SET TASK: Search the material for "many" and show all lines that contain it.

================

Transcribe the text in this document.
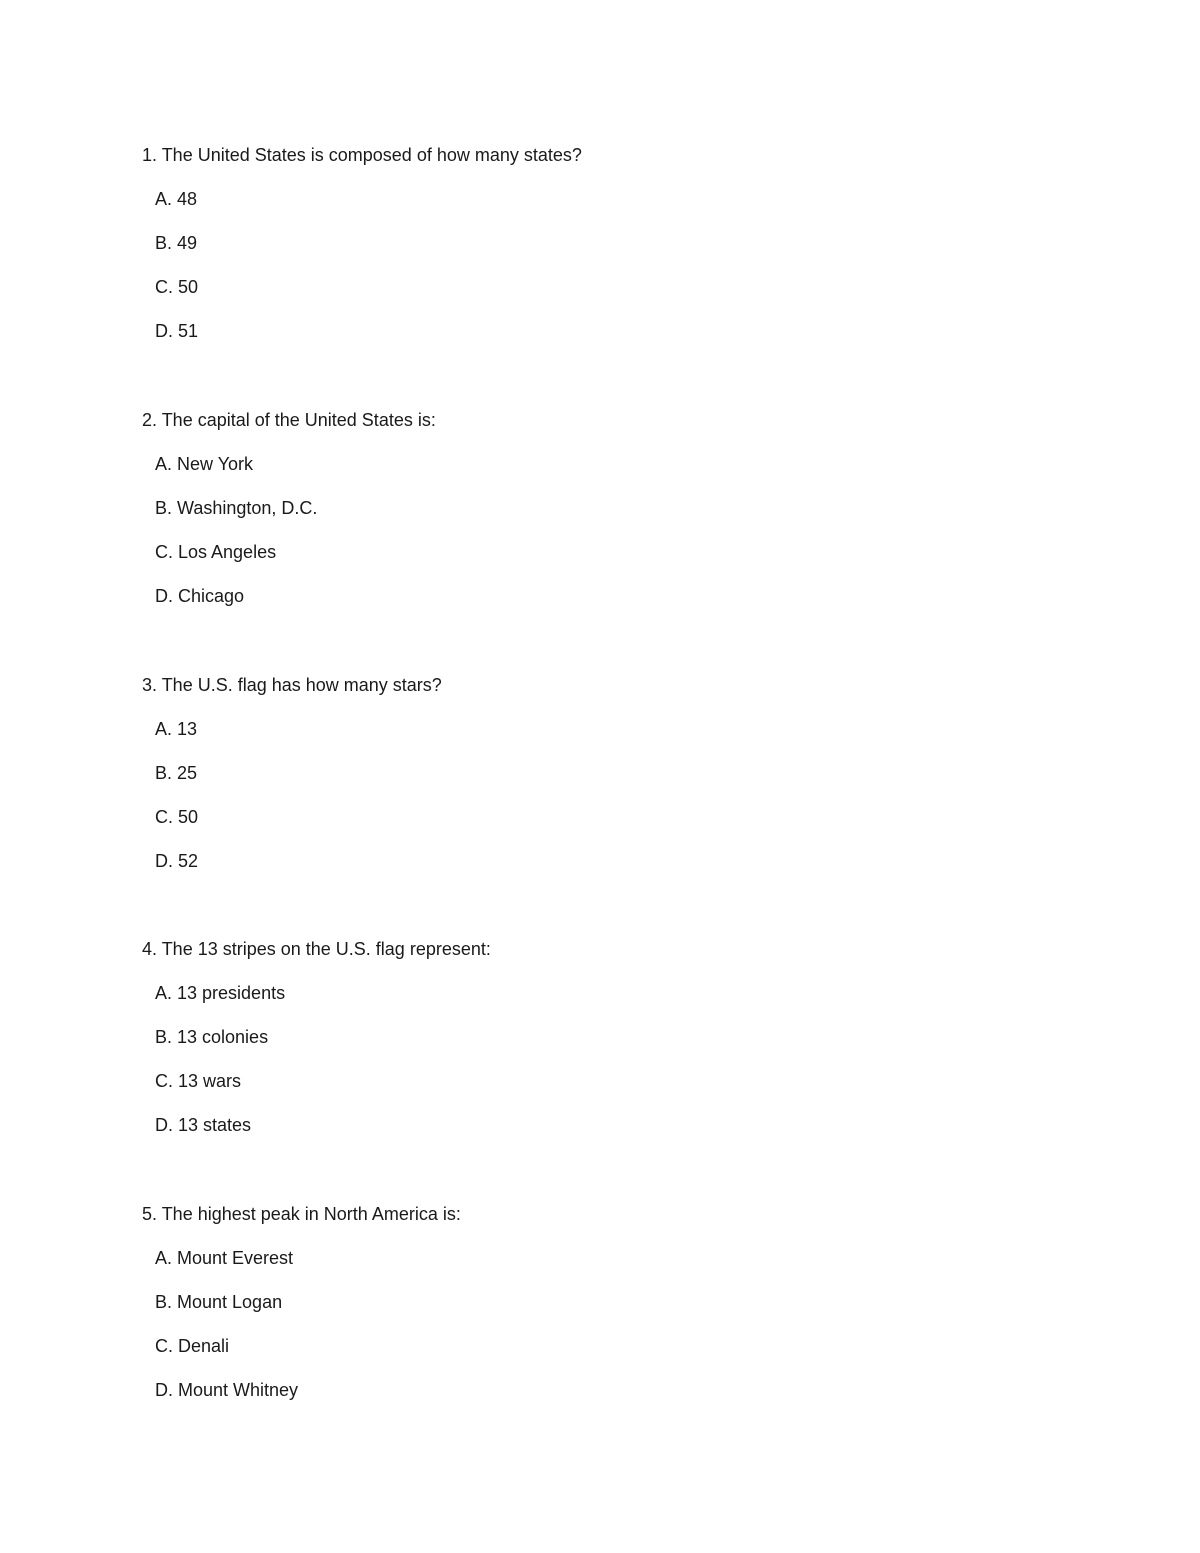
1. The United States is composed of how many states?
A. 48
B. 49
C. 50
D. 51
2. The capital of the United States is:
A. New York
B. Washington, D.C.
C. Los Angeles
D. Chicago
3. The U.S. flag has how many stars?
A. 13
B. 25
C. 50
D. 52
4. The 13 stripes on the U.S. flag represent:
A. 13 presidents
B. 13 colonies
C. 13 wars
D. 13 states
5. The highest peak in North America is:
A. Mount Everest
B. Mount Logan
C. Denali
D. Mount Whitney
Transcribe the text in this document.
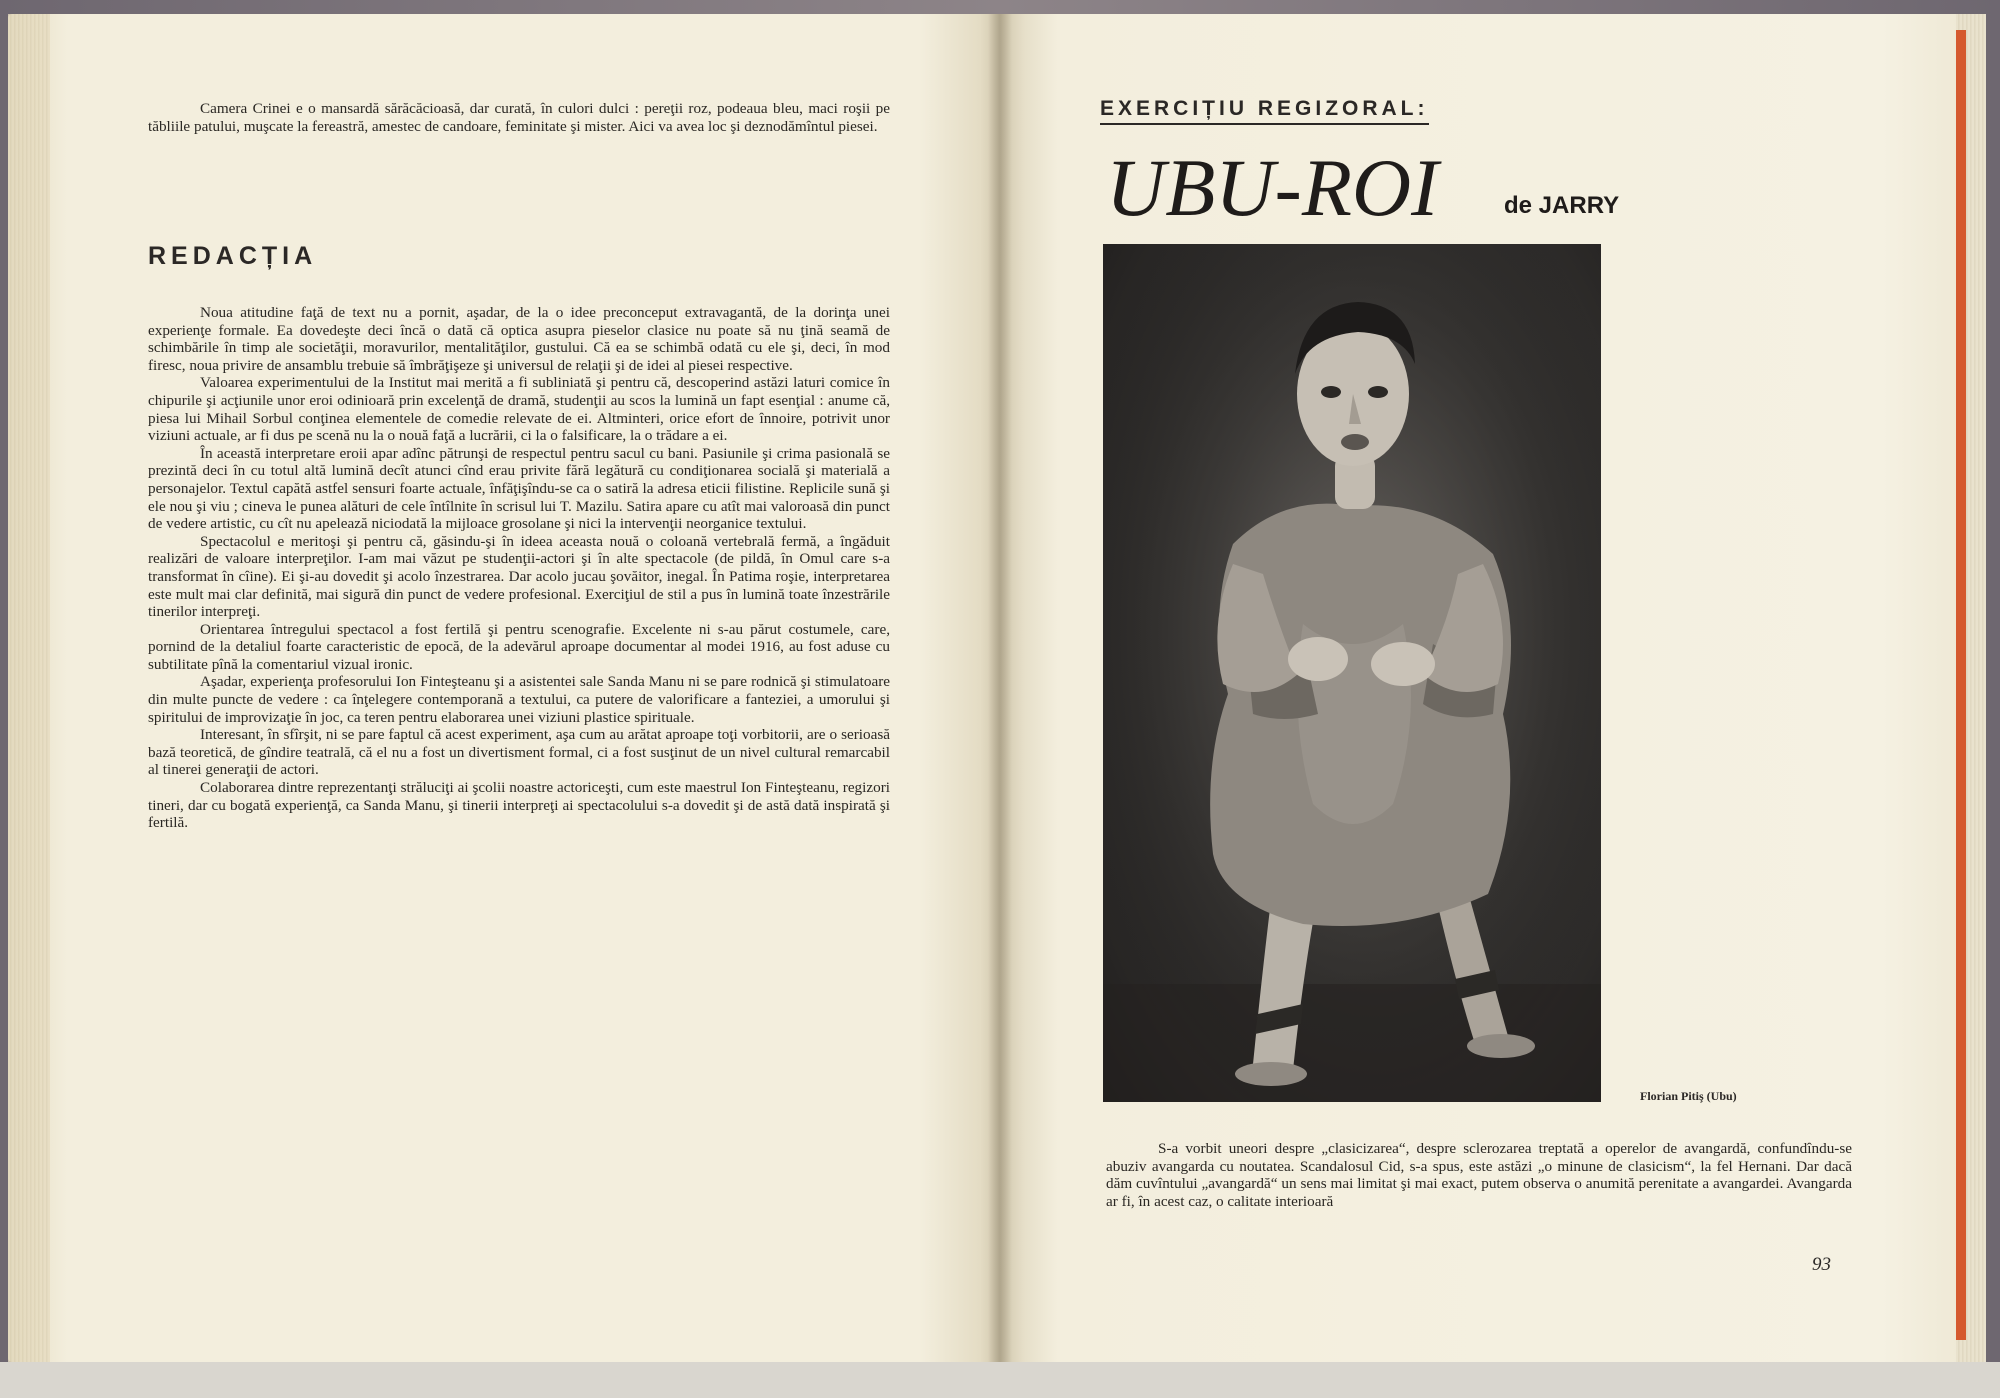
Camera Crinei e o mansardă sărăcăcioasă, dar curată, în culori dulci : pereţii roz, podeaua bleu, maci roşii pe tăbliile patului, muşcate la fereastră, amestec de candoare, feminitate şi mister. Aici va avea loc şi deznodămîntul piesei.

REDACȚIA

Noua atitudine faţă de text nu a pornit, aşadar, de la o idee preconceput extravagantă, de la dorinţa unei experienţe formale. Ea dovedeşte deci încă o dată că optica asupra pieselor clasice nu poate să nu ţină seamă de schimbările în timp ale societăţii, moravurilor, mentalităţilor, gustului. Că ea se schimbă odată cu ele şi, deci, în mod firesc, noua privire de ansamblu trebuie să îmbrăţişeze şi universul de relaţii şi de idei al piesei respective.

Valoarea experimentului de la Institut mai merită a fi subliniată şi pentru că, descoperind astăzi laturi comice în chipurile şi acţiunile unor eroi odinioară prin excelenţă de dramă, studenţii au scos la lumină un fapt esenţial : anume că, piesa lui Mihail Sorbul conţinea elementele de comedie relevate de ei. Altminteri, orice efort de înnoire, potrivit unor viziuni actuale, ar fi dus pe scenă nu la o nouă faţă a lucrării, ci la o falsificare, la o trădare a ei.

În această interpretare eroii apar adînc pătrunşi de respectul pentru sacul cu bani. Pasiunile şi crima pasională se prezintă deci în cu totul altă lumină decît atunci cînd erau privite fără legătură cu condiţionarea socială şi materială a personajelor. Textul capătă astfel sensuri foarte actuale, înfăţişîndu-se ca o satiră la adresa eticii filistine. Replicile sună şi ele nou şi viu ; cineva le punea alături de cele întîlnite în scrisul lui T. Mazilu. Satira apare cu atît mai valoroasă din punct de vedere artistic, cu cît nu apelează niciodată la mijloace grosolane şi nici la intervenţii neorganice textului.

Spectacolul e meritoşi şi pentru că, găsindu-şi în ideea aceasta nouă o coloană vertebrală fermă, a îngăduit realizări de valoare interpreţilor. I-am mai văzut pe studenţii-actori şi în alte spectacole (de pildă, în Omul care s-a transformat în cîine). Ei şi-au dovedit şi acolo înzestrarea. Dar acolo jucau şovăitor, inegal. În Patima roşie, interpretarea este mult mai clar definită, mai sigură din punct de vedere profesional. Exerciţiul de stil a pus în lumină toate înzestrările tinerilor interpreţi.

Orientarea întregului spectacol a fost fertilă şi pentru scenografie. Excelente ni s-au părut costumele, care, pornind de la detaliul foarte caracteristic de epocă, de la adevărul aproape documentar al modei 1916, au fost aduse cu subtilitate pînă la comentariul vizual ironic.

Aşadar, experienţa profesorului Ion Finteşteanu şi a asistentei sale Sanda Manu ni se pare rodnică şi stimulatoare din multe puncte de vedere : ca înţelegere contemporană a textului, ca putere de valorificare a fanteziei, a umorului şi spiritului de improvizaţie în joc, ca teren pentru elaborarea unei viziuni plastice spirituale.

Interesant, în sfîrşit, ni se pare faptul că acest experiment, aşa cum au arătat aproape toţi vorbitorii, are o serioasă bază teoretică, de gîndire teatrală, că el nu a fost un divertisment formal, ci a fost susţinut de un nivel cultural remarcabil al tinerei generaţii de actori.

Colaborarea dintre reprezentanţi străluciţi ai şcolii noastre actoriceşti, cum este maestrul Ion Finteşteanu, regizori tineri, dar cu bogată experienţă, ca Sanda Manu, şi tinerii interpreţi ai spectacolului s-a dovedit şi de astă dată inspirată şi fertilă.

EXERCIȚIU REGIZORAL:
UBU-ROI	de JARRY
Florian Pitiş (Ubu)

S-a vorbit uneori despre „clasicizarea“, despre sclerozarea treptată a operelor de avangardă, confundîndu-se abuziv avangarda cu noutatea. Scandalosul Cid, s-a spus, este astăzi „o minune de clasicism“, la fel Hernani. Dar dacă dăm cuvîntului „avangardă“ un sens mai limitat şi mai exact, putem observa o anumită perenitate a avangardei. Avangarda ar fi, în acest caz, o calitate interioară

93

================

ANSWER TO THE PROBLEM:
1. The United States is composed of how many states?
3. The U.S. flag has how many stars?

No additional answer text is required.